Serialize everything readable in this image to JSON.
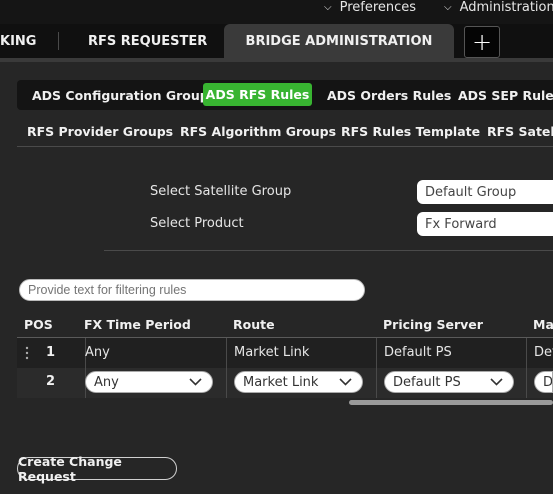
{
  "top_menu": {
    "preferences": "Preferences",
    "administration": "Administration"
  },
  "tabs": {
    "partial_left": "KING",
    "rfs_requester": "RFS REQUESTER",
    "bridge_administration": "BRIDGE ADMINISTRATION",
    "add_symbol": "+"
  },
  "sub_tabs_1": [
    "ADS Configuration Groups",
    "ADS RFS Rules",
    "ADS Orders Rules",
    "ADS SEP Rules"
  ],
  "sub_tabs_2": [
    "RFS Provider Groups",
    "RFS Algorithm Groups",
    "RFS Rules Template",
    "RFS Satellit"
  ],
  "form": {
    "satellite_label": "Select Satellite Group",
    "satellite_value": "Default Group",
    "product_label": "Select Product",
    "product_value": "Fx Forward"
  },
  "filter": {
    "placeholder": "Provide text for filtering rules"
  },
  "grid": {
    "headers": [
      "POS",
      "FX Time Period",
      "Route",
      "Pricing Server",
      "Ma"
    ],
    "rows": [
      {
        "pos": "1",
        "time_period": "Any",
        "route": "Market Link",
        "pricing_server": "Default PS",
        "next": "Def"
      },
      {
        "pos": "2",
        "time_period": "Any",
        "route": "Market Link",
        "pricing_server": "Default PS",
        "next": "De"
      }
    ]
  },
  "actions": {
    "create_change_request": "Create Change Request"
  },
  "colors": {
    "accent_green": "#38b431",
    "background": "#262626",
    "tab_active": "#3a3a3a"
  }
}
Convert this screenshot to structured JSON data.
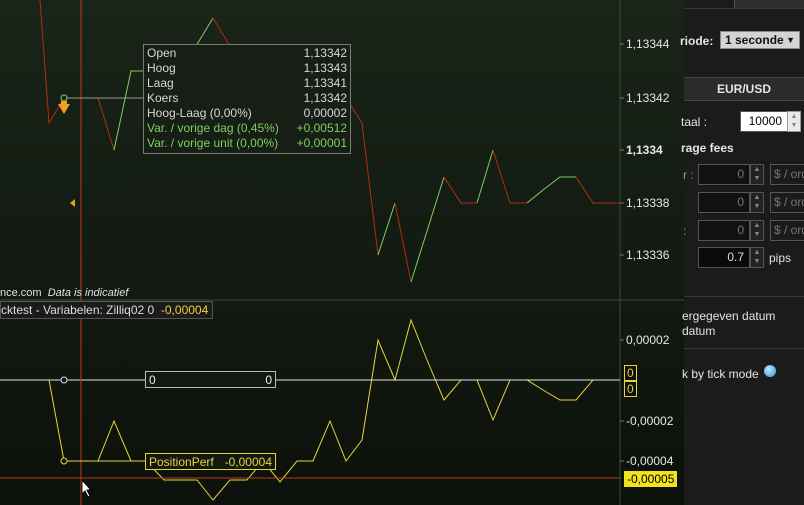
{
  "price_axis": {
    "labels": [
      {
        "text": "1,13344",
        "bold": false
      },
      {
        "text": "1,13342",
        "bold": false
      },
      {
        "text": "1,1334",
        "bold": true
      },
      {
        "text": "1,13338",
        "bold": false
      },
      {
        "text": "1,13336",
        "bold": false
      }
    ]
  },
  "indicator_axis": {
    "labels": [
      "0,00002",
      "-0,00002",
      "-0,00004"
    ]
  },
  "tooltip": {
    "rows": [
      {
        "label": "Open",
        "value": "1,13342"
      },
      {
        "label": "Hoog",
        "value": "1,13343"
      },
      {
        "label": "Laag",
        "value": "1,13341"
      },
      {
        "label": "Koers",
        "value": "1,13342"
      },
      {
        "label": "Hoog-Laag (0,00%)",
        "value": "0,00002"
      }
    ],
    "green_rows": [
      {
        "label": "Var. / vorige dag (0,45%)",
        "value": "+0,00512"
      },
      {
        "label": "Var. / vorige unit (0,00%)",
        "value": "+0,00001"
      }
    ]
  },
  "source": {
    "left": "nce.com",
    "italic": "Data is indicatief"
  },
  "indicator": {
    "title": "cktest - Variabelen: Zilliq02",
    "value1": "0",
    "value2": "-0,00004"
  },
  "boxes": {
    "zero_left": "0",
    "zero_right": "0",
    "pp_label": "PositionPerf",
    "pp_value": "-0,00004"
  },
  "tags": {
    "tag1": "0",
    "tag2": "0",
    "current": "-0,00005"
  },
  "side_panel": {
    "periode_label": "riode:",
    "periode_value": "1 seconde",
    "pair": "EUR/USD",
    "aantal_label": "taal :",
    "aantal_value": "10000",
    "fees_label": "rage fees",
    "fee_rows": [
      {
        "prefix": "r :",
        "value": "0",
        "unit": "$ / ord"
      },
      {
        "prefix": "",
        "value": "0",
        "unit": "$ / ord"
      },
      {
        "prefix": ":",
        "value": "0",
        "unit": "$ / ord"
      }
    ],
    "pips_value": "0.7",
    "pips_label": "pips",
    "date_line1": "ergegeven datum",
    "date_line2": "datum",
    "tick_mode": "k by tick mode"
  },
  "colors": {
    "up": "#7ed15f",
    "down": "#b52a10",
    "indicator": "#e8d43a",
    "crosshair": "#c0391b"
  }
}
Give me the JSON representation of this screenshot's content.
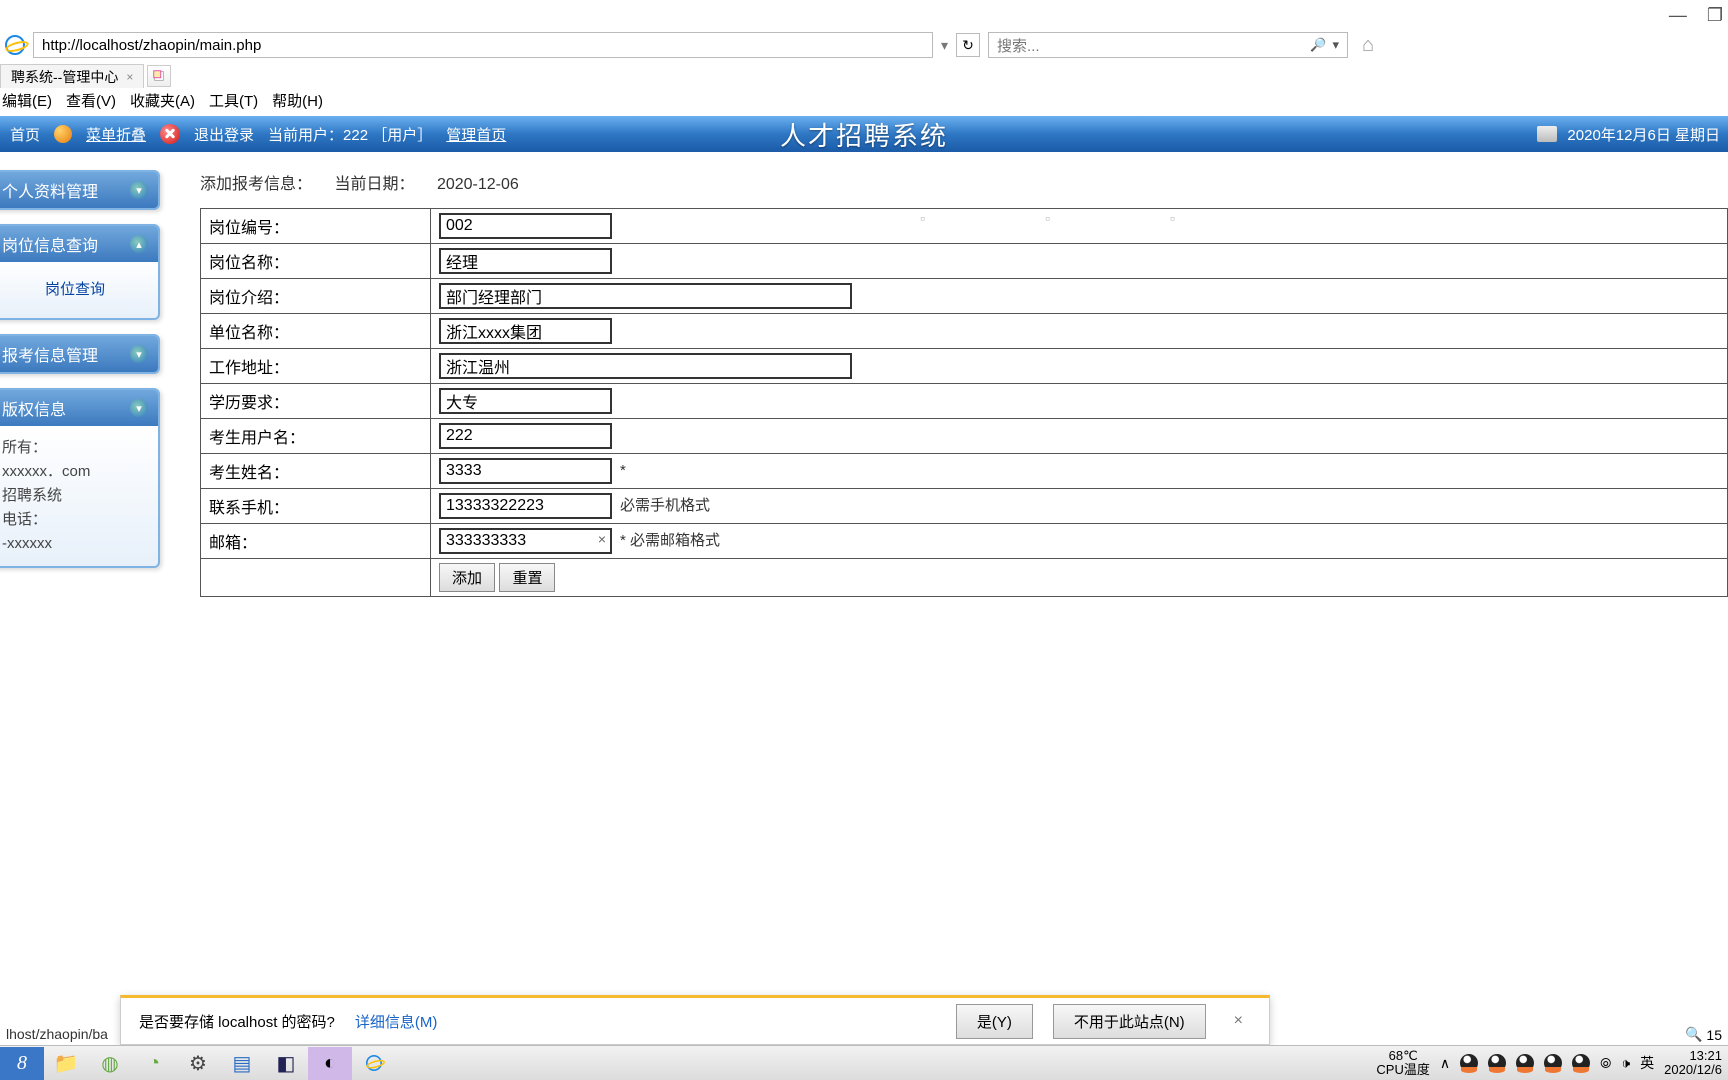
{
  "window": {
    "minimize": "—",
    "maximize": "❐"
  },
  "addr": {
    "url": "http://localhost/zhaopin/main.php",
    "dropdown": "▾",
    "refresh": "↻"
  },
  "search": {
    "placeholder": "搜索...",
    "mag": "🔎",
    "drop": "▾"
  },
  "tab": {
    "title": "聘系统--管理中心",
    "newtab_tip": "新建"
  },
  "menu": {
    "edit": "编辑(E)",
    "view": "查看(V)",
    "fav": "收藏夹(A)",
    "tools": "工具(T)",
    "help": "帮助(H)"
  },
  "banner": {
    "home": "首页",
    "fold": "菜单折叠",
    "logout": "退出登录",
    "curuser": "当前用户：222 ［用户］",
    "adminhome": "管理首页",
    "systitle": "人才招聘系统",
    "date": "2020年12月6日 星期日"
  },
  "sidebar": {
    "p1": "个人资料管理",
    "p2": "岗位信息查询",
    "p2_link": "岗位查询",
    "p3": "报考信息管理",
    "p4": "版权信息",
    "copy1": "所有：",
    "copy2": "xxxxxx．com",
    "copy3": "招聘系统",
    "copy4": "电话：",
    "copy5": "-xxxxxx"
  },
  "page": {
    "heading": "添加报考信息：",
    "curdate_label": "当前日期：",
    "curdate": "2020-12-06",
    "rows": [
      {
        "label": "岗位编号：",
        "value": "002",
        "w": "s"
      },
      {
        "label": "岗位名称：",
        "value": "经理",
        "w": "s"
      },
      {
        "label": "岗位介绍：",
        "value": "部门经理部门",
        "w": "l"
      },
      {
        "label": "单位名称：",
        "value": "浙江xxxx集团",
        "w": "s"
      },
      {
        "label": "工作地址：",
        "value": "浙江温州",
        "w": "l"
      },
      {
        "label": "学历要求：",
        "value": "大专",
        "w": "s"
      },
      {
        "label": "考生用户名：",
        "value": "222",
        "w": "s"
      },
      {
        "label": "考生姓名：",
        "value": "3333",
        "w": "s",
        "hint": "*"
      },
      {
        "label": "联系手机：",
        "value": "13333322223",
        "w": "s",
        "hint": "必需手机格式"
      },
      {
        "label": "邮箱：",
        "value": "333333333",
        "w": "s",
        "hint": "* 必需邮箱格式",
        "clear": true
      }
    ],
    "submit": "添加",
    "reset": "重置"
  },
  "pwbar": {
    "msg": "是否要存储 localhost 的密码?",
    "more": "详细信息(M)",
    "yes": "是(Y)",
    "no": "不用于此站点(N)",
    "close": "×"
  },
  "status": {
    "text": "lhost/zhaopin/ba",
    "zoom": "15"
  },
  "taskbar": {
    "temp_c": "68℃",
    "temp_l": "CPU温度",
    "ime_up": "∧",
    "wifi": "⦾",
    "sound": "🕩",
    "lang": "英",
    "time": "13:21",
    "date": "2020/12/6"
  }
}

● Exercise description
Copy out every line of the data that includes the word "localhost".

● Solution
    "url": "http://localhost/zhaopin/main.php",
    "msg": "是否要存储 localhost 的密码?",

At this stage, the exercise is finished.